Work required: Search the data for the string "cạnh" and extract every line where it appears.

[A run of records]
---*---

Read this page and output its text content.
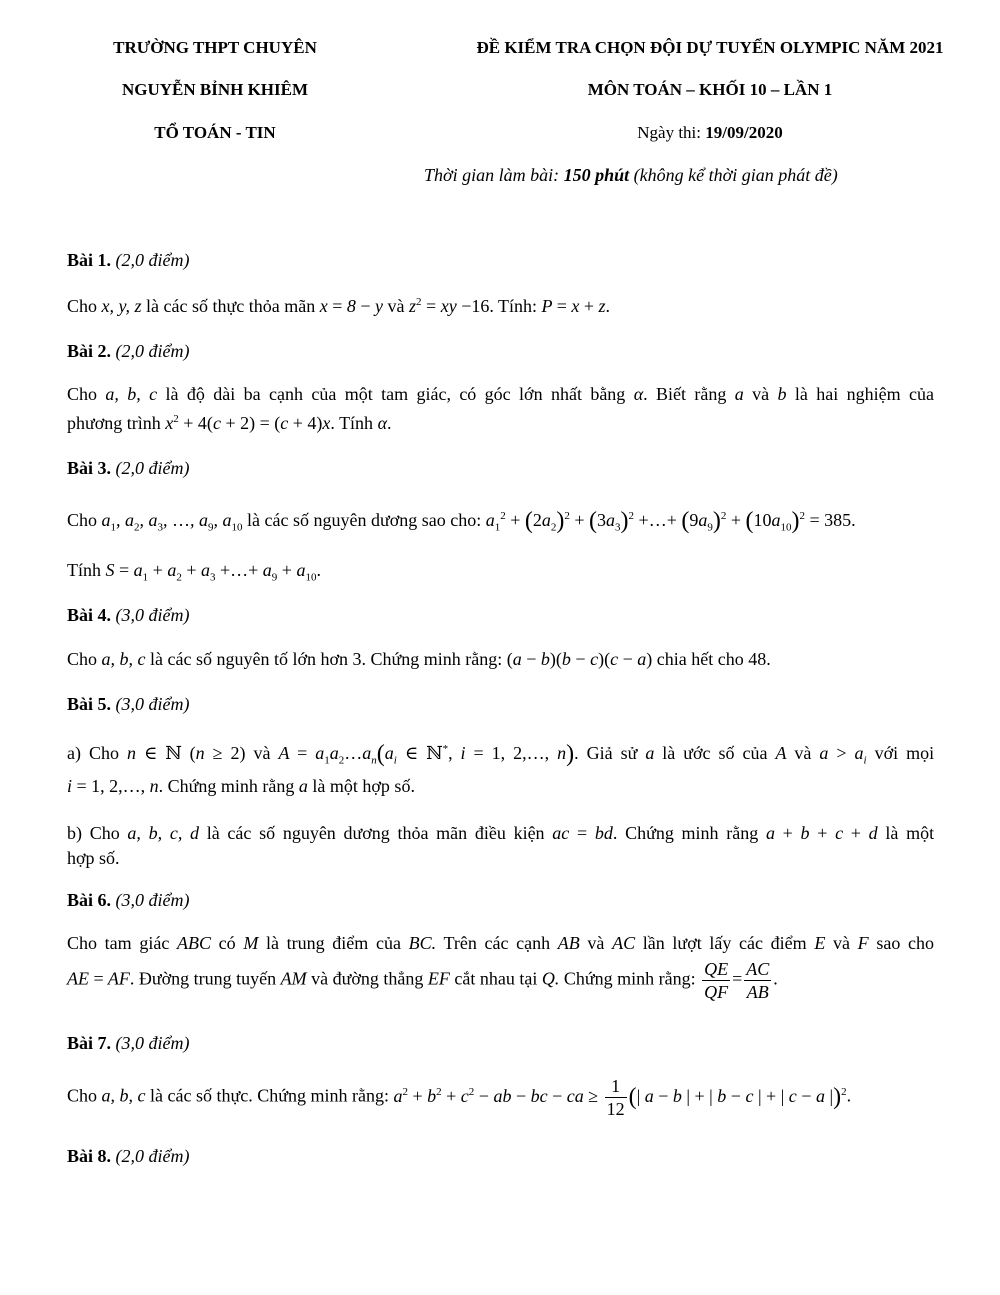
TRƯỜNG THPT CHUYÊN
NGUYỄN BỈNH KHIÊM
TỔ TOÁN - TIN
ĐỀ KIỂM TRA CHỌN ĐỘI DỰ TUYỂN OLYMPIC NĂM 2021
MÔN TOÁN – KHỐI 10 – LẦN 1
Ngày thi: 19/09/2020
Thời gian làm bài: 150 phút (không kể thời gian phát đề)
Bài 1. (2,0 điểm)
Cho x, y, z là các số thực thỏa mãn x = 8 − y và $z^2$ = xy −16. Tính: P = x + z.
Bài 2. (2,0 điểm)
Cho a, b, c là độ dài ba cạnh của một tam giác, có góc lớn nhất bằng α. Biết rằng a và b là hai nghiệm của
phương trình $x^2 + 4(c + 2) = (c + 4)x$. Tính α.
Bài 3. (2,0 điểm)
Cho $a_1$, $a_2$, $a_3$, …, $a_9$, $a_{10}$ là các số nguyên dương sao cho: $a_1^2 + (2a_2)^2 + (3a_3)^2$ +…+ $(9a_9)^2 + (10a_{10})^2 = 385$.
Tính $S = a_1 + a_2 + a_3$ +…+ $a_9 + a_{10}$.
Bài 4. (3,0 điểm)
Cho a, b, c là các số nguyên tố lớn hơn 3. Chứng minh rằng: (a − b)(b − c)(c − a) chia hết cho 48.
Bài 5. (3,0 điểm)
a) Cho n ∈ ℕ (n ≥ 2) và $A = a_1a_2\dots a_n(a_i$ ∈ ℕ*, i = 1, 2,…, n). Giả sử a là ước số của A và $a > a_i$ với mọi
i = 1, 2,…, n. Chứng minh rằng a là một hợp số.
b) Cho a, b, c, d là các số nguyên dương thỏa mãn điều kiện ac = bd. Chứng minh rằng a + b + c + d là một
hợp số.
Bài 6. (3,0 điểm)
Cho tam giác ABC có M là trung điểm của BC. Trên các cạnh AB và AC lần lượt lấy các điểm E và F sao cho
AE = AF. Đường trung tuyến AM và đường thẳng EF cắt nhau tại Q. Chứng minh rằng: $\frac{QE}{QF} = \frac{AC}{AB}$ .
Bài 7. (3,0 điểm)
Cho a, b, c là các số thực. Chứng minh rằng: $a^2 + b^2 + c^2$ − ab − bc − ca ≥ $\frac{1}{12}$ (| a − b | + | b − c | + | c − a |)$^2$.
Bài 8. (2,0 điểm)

---*---

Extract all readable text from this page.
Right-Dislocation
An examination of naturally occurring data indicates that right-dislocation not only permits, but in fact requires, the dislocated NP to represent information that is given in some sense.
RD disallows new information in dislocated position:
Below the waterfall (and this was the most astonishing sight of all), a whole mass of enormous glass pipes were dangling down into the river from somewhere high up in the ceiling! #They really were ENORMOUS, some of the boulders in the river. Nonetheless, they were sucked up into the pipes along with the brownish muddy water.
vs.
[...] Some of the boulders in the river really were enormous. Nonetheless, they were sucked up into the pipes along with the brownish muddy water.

---*---

Solution to this exercise:
Cho a, b, c là độ dài ba cạnh của một tam giác, có góc lớn nhất bằng α. Biết rằng a và b là hai nghiệm của
Cho tam giác ABC có M là trung điểm của BC. Trên các cạnh AB và AC lần lượt lấy các điểm E và F sao cho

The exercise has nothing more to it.